# To be done
Return all lines from the listing below in which the string "Bonds" occurs.

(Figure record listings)
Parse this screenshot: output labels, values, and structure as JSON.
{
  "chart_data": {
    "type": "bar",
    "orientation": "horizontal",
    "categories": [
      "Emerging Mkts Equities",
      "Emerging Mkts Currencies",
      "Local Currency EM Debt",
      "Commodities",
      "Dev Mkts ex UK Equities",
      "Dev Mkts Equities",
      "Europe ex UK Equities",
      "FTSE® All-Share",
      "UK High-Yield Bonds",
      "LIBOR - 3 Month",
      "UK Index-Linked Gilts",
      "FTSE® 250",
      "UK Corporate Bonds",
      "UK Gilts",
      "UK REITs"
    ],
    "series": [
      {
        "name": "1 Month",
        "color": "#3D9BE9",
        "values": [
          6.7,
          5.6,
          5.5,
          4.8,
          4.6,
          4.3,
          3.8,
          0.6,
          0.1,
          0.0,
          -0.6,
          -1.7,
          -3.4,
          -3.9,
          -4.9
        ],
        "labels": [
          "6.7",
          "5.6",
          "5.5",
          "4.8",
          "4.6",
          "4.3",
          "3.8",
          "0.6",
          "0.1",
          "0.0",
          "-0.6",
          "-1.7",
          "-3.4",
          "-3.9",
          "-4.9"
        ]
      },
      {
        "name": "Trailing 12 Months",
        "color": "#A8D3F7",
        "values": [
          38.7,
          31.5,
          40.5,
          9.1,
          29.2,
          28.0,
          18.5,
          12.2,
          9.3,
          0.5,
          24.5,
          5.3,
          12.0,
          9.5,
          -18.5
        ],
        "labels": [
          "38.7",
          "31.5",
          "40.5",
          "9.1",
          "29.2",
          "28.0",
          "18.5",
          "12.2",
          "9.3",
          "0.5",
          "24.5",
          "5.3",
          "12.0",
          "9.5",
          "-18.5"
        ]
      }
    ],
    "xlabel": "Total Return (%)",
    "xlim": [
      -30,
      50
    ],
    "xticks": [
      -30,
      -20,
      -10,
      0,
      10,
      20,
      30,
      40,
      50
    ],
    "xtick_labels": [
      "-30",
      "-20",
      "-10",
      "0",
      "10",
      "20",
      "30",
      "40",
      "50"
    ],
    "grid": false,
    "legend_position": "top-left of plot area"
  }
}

# Result of the exercise
      "UK High-Yield Bonds",
      "UK Corporate Bonds",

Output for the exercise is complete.